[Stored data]
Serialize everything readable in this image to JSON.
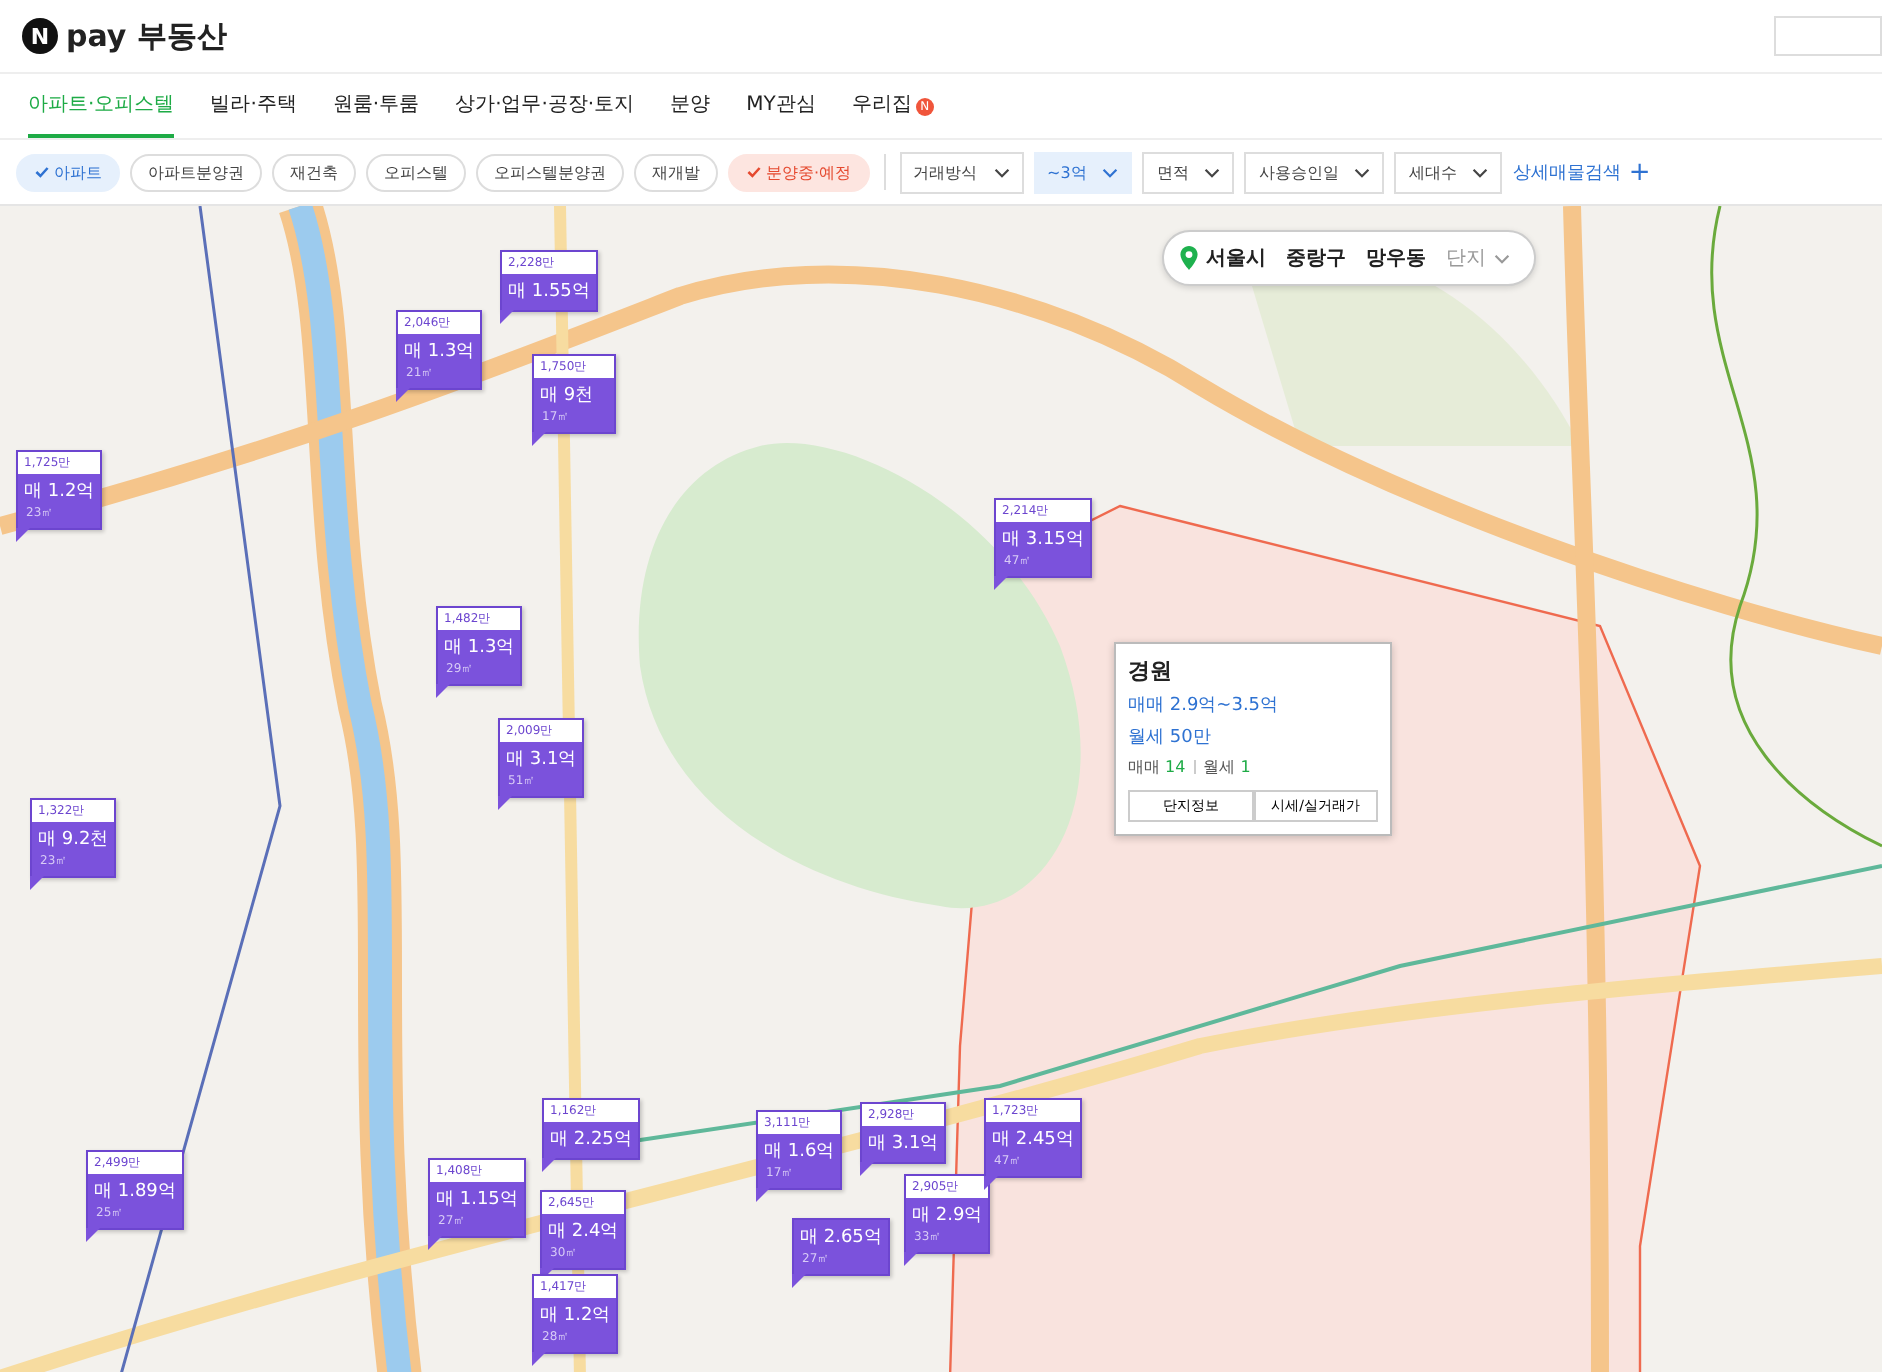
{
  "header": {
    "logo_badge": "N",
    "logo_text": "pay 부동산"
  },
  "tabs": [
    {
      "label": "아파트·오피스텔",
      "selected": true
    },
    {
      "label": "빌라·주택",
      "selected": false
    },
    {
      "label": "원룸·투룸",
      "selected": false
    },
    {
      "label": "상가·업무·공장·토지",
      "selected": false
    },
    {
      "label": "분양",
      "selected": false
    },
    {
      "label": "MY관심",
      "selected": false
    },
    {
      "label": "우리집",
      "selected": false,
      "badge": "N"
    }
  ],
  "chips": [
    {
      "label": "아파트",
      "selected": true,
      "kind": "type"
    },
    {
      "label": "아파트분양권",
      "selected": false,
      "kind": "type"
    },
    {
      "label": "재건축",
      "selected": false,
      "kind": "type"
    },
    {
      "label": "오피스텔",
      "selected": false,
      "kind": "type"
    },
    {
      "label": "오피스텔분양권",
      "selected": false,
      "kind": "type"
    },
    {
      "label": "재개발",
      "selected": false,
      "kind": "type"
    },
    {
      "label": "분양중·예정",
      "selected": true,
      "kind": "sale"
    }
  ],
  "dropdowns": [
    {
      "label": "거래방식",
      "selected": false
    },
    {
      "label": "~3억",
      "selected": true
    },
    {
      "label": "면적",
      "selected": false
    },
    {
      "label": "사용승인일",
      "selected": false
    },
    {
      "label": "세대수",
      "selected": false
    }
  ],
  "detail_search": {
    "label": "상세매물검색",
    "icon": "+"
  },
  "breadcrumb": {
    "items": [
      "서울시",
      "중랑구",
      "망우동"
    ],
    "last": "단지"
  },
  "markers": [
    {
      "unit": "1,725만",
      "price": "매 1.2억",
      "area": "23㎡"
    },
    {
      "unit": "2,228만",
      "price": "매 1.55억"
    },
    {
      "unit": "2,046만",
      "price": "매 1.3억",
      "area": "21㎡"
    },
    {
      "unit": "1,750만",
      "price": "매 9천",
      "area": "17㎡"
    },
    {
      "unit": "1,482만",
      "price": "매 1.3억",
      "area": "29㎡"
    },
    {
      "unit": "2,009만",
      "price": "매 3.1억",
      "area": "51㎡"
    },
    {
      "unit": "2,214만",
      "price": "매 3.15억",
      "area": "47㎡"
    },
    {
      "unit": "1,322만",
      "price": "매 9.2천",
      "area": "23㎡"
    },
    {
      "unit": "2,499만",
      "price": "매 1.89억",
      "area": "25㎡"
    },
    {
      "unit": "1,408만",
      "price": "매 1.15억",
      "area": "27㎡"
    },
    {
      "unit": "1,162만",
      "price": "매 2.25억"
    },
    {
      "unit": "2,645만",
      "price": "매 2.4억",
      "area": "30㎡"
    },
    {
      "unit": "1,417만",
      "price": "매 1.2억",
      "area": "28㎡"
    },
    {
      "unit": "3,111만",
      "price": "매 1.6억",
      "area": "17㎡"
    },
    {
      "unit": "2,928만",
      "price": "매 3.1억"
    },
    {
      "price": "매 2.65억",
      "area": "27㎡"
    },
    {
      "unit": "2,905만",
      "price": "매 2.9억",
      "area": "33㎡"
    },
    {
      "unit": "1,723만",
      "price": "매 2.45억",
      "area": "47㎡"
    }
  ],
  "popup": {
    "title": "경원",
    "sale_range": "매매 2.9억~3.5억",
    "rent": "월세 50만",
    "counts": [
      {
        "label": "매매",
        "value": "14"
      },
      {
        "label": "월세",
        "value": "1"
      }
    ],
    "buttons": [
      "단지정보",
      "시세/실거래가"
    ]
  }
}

● **Directive**
Your copy should match the entries exactly, minus the pictures.

● **Answer to this task**
Serialize everything readable in this image to JSON.
{
  "header": {
    "logo_badge": "N",
    "logo_text": "pay 부동산"
  },
  "tabs": [
    {
      "label": "아파트·오피스텔",
      "selected": true
    },
    {
      "label": "빌라·주택",
      "selected": false
    },
    {
      "label": "원룸·투룸",
      "selected": false
    },
    {
      "label": "상가·업무·공장·토지",
      "selected": false
    },
    {
      "label": "분양",
      "selected": false
    },
    {
      "label": "MY관심",
      "selected": false
    },
    {
      "label": "우리집",
      "selected": false,
      "badge": "N"
    }
  ],
  "chips": [
    {
      "label": "아파트",
      "selected": true,
      "kind": "type"
    },
    {
      "label": "아파트분양권",
      "selected": false,
      "kind": "type"
    },
    {
      "label": "재건축",
      "selected": false,
      "kind": "type"
    },
    {
      "label": "오피스텔",
      "selected": false,
      "kind": "type"
    },
    {
      "label": "오피스텔분양권",
      "selected": false,
      "kind": "type"
    },
    {
      "label": "재개발",
      "selected": false,
      "kind": "type"
    },
    {
      "label": "분양중·예정",
      "selected": true,
      "kind": "sale"
    }
  ],
  "dropdowns": [
    {
      "label": "거래방식",
      "selected": false
    },
    {
      "label": "~3억",
      "selected": true
    },
    {
      "label": "면적",
      "selected": false
    },
    {
      "label": "사용승인일",
      "selected": false
    },
    {
      "label": "세대수",
      "selected": false
    }
  ],
  "detail_search": {
    "label": "상세매물검색",
    "icon": "+"
  },
  "breadcrumb": {
    "items": [
      "서울시",
      "중랑구",
      "망우동"
    ],
    "last": "단지"
  },
  "markers": [
    {
      "unit": "1,725만",
      "price": "매 1.2억",
      "area": "23㎡"
    },
    {
      "unit": "2,228만",
      "price": "매 1.55억"
    },
    {
      "unit": "2,046만",
      "price": "매 1.3억",
      "area": "21㎡"
    },
    {
      "unit": "1,750만",
      "price": "매 9천",
      "area": "17㎡"
    },
    {
      "unit": "1,482만",
      "price": "매 1.3억",
      "area": "29㎡"
    },
    {
      "unit": "2,009만",
      "price": "매 3.1억",
      "area": "51㎡"
    },
    {
      "unit": "2,214만",
      "price": "매 3.15억",
      "area": "47㎡"
    },
    {
      "unit": "1,322만",
      "price": "매 9.2천",
      "area": "23㎡"
    },
    {
      "unit": "2,499만",
      "price": "매 1.89억",
      "area": "25㎡"
    },
    {
      "unit": "1,408만",
      "price": "매 1.15억",
      "area": "27㎡"
    },
    {
      "unit": "1,162만",
      "price": "매 2.25억"
    },
    {
      "unit": "2,645만",
      "price": "매 2.4억",
      "area": "30㎡"
    },
    {
      "unit": "1,417만",
      "price": "매 1.2억",
      "area": "28㎡"
    },
    {
      "unit": "3,111만",
      "price": "매 1.6억",
      "area": "17㎡"
    },
    {
      "unit": "2,928만",
      "price": "매 3.1억"
    },
    {
      "price": "매 2.65억",
      "area": "27㎡"
    },
    {
      "unit": "2,905만",
      "price": "매 2.9억",
      "area": "33㎡"
    },
    {
      "unit": "1,723만",
      "price": "매 2.45억",
      "area": "47㎡"
    }
  ],
  "popup": {
    "title": "경원",
    "sale_range": "매매 2.9억~3.5억",
    "rent": "월세 50만",
    "counts": [
      {
        "label": "매매",
        "value": "14"
      },
      {
        "label": "월세",
        "value": "1"
      }
    ],
    "buttons": [
      "단지정보",
      "시세/실거래가"
    ]
  }
}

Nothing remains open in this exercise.